▶ WHAT IS BEING ASKED
Copy every line with the string "CLABE" in it.

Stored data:
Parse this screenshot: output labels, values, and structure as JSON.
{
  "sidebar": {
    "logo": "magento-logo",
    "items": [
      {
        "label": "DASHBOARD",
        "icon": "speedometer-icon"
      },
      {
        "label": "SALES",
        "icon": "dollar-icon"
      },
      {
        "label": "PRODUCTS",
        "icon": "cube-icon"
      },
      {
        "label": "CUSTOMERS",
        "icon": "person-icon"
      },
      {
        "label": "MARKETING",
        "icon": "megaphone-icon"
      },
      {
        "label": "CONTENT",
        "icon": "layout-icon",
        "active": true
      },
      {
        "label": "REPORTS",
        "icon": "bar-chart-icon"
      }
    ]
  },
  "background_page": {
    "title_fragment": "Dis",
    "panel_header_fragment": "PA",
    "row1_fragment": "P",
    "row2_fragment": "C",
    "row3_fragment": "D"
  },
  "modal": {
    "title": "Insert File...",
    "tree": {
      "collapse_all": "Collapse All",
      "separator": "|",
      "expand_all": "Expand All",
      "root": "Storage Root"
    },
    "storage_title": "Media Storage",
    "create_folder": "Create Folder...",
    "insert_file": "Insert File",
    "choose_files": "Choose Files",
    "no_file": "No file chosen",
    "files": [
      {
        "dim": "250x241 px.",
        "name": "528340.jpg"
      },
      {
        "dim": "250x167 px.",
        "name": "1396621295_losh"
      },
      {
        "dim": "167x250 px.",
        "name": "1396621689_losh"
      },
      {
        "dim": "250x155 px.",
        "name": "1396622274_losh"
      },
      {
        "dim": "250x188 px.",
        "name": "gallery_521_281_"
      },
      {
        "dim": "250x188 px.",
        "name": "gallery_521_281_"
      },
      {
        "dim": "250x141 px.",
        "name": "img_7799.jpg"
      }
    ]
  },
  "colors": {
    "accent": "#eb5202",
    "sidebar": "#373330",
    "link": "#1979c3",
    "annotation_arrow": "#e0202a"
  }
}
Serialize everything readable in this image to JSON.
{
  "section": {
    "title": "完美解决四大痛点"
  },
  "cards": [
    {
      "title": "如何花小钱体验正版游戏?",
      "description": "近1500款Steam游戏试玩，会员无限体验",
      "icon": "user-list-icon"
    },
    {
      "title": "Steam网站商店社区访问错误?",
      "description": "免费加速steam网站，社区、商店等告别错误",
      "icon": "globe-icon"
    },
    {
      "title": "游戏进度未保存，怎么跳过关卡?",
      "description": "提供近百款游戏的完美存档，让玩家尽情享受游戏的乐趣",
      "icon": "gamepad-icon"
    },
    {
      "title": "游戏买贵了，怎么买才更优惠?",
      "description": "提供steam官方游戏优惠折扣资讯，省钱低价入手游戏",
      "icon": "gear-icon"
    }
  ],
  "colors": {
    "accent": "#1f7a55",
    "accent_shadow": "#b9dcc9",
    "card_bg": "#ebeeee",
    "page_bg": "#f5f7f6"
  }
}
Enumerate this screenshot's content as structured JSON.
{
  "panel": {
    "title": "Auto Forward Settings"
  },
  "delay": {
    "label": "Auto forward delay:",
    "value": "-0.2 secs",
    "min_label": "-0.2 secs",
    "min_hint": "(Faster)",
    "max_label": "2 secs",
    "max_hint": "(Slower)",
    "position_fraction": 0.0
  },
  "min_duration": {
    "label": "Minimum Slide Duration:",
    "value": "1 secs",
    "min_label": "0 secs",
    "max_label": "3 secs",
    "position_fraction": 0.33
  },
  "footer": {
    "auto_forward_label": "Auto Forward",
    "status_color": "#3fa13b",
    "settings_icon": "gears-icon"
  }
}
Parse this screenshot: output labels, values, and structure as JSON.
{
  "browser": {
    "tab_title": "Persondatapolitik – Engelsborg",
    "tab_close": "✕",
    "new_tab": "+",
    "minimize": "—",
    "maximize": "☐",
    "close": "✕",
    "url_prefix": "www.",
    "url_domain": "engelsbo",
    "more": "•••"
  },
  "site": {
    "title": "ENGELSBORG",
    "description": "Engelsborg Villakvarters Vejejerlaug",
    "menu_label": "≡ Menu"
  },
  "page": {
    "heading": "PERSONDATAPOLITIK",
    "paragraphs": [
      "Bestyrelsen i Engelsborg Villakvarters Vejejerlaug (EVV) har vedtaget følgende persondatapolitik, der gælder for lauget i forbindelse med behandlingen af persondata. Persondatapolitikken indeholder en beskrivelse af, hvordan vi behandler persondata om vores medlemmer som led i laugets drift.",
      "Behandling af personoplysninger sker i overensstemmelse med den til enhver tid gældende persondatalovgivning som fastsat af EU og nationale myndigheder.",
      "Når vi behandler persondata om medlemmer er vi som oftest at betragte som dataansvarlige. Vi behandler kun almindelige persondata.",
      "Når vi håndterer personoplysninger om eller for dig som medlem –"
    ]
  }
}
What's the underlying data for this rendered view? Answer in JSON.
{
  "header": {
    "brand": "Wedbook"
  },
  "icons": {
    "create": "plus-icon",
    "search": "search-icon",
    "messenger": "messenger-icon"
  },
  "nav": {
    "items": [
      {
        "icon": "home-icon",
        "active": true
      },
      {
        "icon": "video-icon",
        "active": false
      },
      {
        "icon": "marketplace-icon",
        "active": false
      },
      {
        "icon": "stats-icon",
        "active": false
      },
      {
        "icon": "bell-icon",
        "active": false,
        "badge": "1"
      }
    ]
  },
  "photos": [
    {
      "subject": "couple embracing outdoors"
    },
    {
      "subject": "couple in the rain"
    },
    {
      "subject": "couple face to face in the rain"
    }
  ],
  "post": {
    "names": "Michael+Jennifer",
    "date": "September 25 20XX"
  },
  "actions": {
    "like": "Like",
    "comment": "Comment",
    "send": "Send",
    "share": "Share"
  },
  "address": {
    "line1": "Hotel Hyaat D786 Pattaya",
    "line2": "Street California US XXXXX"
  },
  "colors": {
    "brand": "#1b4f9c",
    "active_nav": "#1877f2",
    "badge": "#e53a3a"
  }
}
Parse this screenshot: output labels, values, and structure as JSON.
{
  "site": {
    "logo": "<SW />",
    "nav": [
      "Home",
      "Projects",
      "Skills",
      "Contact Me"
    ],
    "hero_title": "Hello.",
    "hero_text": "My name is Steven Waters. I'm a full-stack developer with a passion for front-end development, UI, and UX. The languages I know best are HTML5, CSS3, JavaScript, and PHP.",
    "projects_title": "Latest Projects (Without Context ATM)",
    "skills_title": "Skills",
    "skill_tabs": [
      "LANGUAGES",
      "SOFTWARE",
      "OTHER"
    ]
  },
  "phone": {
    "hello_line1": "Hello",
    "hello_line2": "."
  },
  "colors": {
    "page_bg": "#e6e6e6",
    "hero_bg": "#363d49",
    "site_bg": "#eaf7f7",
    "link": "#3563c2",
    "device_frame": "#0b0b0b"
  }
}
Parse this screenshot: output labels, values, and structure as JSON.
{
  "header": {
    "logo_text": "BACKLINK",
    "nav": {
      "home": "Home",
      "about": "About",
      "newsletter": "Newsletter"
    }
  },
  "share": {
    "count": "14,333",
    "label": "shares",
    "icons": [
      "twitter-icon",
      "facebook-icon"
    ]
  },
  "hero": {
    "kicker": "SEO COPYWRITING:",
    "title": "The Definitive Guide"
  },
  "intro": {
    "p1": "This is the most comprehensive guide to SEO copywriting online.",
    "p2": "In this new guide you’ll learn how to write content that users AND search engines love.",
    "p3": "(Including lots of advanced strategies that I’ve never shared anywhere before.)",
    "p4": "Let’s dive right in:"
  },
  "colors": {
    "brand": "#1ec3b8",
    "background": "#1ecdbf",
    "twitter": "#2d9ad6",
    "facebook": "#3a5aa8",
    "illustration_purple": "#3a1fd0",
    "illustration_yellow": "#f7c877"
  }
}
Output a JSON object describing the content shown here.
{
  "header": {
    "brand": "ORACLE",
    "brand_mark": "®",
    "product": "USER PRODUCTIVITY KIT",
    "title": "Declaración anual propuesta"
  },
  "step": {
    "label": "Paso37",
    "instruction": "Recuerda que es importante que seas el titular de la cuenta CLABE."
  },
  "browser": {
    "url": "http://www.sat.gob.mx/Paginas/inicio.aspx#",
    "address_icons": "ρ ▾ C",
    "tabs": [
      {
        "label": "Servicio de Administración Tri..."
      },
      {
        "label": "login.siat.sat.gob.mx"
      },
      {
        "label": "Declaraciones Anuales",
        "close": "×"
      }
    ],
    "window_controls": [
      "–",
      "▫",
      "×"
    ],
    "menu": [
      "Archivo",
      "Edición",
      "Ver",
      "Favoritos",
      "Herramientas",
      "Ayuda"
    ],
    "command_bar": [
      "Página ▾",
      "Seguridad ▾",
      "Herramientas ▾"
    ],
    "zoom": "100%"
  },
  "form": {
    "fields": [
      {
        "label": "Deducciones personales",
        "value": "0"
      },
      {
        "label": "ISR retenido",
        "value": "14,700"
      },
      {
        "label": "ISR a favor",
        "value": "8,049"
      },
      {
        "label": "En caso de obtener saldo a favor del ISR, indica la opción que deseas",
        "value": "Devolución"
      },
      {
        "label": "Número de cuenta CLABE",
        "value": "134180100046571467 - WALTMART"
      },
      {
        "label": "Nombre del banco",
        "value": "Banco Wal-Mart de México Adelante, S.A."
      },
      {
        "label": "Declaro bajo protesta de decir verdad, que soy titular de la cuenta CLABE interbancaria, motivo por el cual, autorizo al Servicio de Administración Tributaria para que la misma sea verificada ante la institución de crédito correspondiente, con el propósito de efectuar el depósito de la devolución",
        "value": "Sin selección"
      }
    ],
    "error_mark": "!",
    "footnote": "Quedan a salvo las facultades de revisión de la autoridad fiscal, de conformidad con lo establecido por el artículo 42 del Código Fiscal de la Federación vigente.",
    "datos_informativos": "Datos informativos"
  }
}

▶ COMPLETED EXERCISE
    "instruction": "Recuerda que es importante que seas el titular de la cuenta CLABE."
        "label": "Número de cuenta CLABE",
        "label": "Declaro bajo protesta de decir verdad, que soy titular de la cuenta CLABE interbancaria, motivo por el cual, autorizo al Servicio de Administración Tributaria para que la misma sea verificada ante la institución de crédito correspondiente, con el propósito de efectuar el depósito de la devolución",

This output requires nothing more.